• [Given records]
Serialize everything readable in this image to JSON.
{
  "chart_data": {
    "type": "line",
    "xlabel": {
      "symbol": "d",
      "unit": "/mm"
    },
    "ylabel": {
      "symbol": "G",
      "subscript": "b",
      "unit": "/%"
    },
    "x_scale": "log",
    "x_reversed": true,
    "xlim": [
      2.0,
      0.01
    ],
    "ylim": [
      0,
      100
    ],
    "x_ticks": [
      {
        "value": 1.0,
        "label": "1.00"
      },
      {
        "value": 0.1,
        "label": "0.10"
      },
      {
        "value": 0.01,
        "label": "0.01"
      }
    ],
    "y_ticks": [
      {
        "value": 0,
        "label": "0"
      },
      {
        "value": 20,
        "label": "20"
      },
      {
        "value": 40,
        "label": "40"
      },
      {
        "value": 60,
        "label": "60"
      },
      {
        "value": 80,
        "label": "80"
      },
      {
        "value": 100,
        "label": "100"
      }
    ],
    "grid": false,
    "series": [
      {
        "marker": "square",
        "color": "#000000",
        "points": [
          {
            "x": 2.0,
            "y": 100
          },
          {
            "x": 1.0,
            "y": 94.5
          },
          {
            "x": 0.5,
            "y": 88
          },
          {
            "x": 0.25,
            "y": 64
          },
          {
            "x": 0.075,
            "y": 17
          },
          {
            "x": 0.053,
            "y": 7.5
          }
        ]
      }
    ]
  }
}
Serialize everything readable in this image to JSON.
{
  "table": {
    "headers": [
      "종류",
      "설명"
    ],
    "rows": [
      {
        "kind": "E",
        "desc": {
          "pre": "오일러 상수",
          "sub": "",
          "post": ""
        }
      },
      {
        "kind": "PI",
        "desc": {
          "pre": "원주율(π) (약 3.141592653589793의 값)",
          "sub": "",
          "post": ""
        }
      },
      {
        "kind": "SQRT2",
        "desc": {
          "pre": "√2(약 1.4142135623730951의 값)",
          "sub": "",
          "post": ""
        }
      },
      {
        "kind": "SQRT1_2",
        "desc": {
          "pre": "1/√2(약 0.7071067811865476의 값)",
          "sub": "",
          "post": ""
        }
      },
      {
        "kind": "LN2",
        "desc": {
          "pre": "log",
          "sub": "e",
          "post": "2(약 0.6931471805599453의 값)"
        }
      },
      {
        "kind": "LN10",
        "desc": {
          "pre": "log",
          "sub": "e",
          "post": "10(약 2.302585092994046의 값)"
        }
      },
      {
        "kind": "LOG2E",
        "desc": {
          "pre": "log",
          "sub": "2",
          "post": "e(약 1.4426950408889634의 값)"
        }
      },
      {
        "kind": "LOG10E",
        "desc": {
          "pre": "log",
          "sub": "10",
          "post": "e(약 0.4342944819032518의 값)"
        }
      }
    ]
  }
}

• [Problem requirements] Set down all of the records shown above once more, exactly.

• [Reply]
Serialize everything readable in this image to JSON.
{
  "chart_data": {
    "type": "line",
    "xlabel": {
      "symbol": "d",
      "unit": "/mm"
    },
    "ylabel": {
      "symbol": "G",
      "subscript": "b",
      "unit": "/%"
    },
    "x_scale": "log",
    "x_reversed": true,
    "xlim": [
      2.0,
      0.01
    ],
    "ylim": [
      0,
      100
    ],
    "x_ticks": [
      {
        "value": 1.0,
        "label": "1.00"
      },
      {
        "value": 0.1,
        "label": "0.10"
      },
      {
        "value": 0.01,
        "label": "0.01"
      }
    ],
    "y_ticks": [
      {
        "value": 0,
        "label": "0"
      },
      {
        "value": 20,
        "label": "20"
      },
      {
        "value": 40,
        "label": "40"
      },
      {
        "value": 60,
        "label": "60"
      },
      {
        "value": 80,
        "label": "80"
      },
      {
        "value": 100,
        "label": "100"
      }
    ],
    "grid": false,
    "series": [
      {
        "marker": "square",
        "color": "#000000",
        "points": [
          {
            "x": 2.0,
            "y": 100
          },
          {
            "x": 1.0,
            "y": 94.5
          },
          {
            "x": 0.5,
            "y": 88
          },
          {
            "x": 0.25,
            "y": 64
          },
          {
            "x": 0.075,
            "y": 17
          },
          {
            "x": 0.053,
            "y": 7.5
          }
        ]
      }
    ]
  }
}
Serialize everything readable in this image to JSON.
{
  "table": {
    "headers": [
      "종류",
      "설명"
    ],
    "rows": [
      {
        "kind": "E",
        "desc": {
          "pre": "오일러 상수",
          "sub": "",
          "post": ""
        }
      },
      {
        "kind": "PI",
        "desc": {
          "pre": "원주율(π) (약 3.141592653589793의 값)",
          "sub": "",
          "post": ""
        }
      },
      {
        "kind": "SQRT2",
        "desc": {
          "pre": "√2(약 1.4142135623730951의 값)",
          "sub": "",
          "post": ""
        }
      },
      {
        "kind": "SQRT1_2",
        "desc": {
          "pre": "1/√2(약 0.7071067811865476의 값)",
          "sub": "",
          "post": ""
        }
      },
      {
        "kind": "LN2",
        "desc": {
          "pre": "log",
          "sub": "e",
          "post": "2(약 0.6931471805599453의 값)"
        }
      },
      {
        "kind": "LN10",
        "desc": {
          "pre": "log",
          "sub": "e",
          "post": "10(약 2.302585092994046의 값)"
        }
      },
      {
        "kind": "LOG2E",
        "desc": {
          "pre": "log",
          "sub": "2",
          "post": "e(약 1.4426950408889634의 값)"
        }
      },
      {
        "kind": "LOG10E",
        "desc": {
          "pre": "log",
          "sub": "10",
          "post": "e(약 0.4342944819032518의 값)"
        }
      }
    ]
  }
}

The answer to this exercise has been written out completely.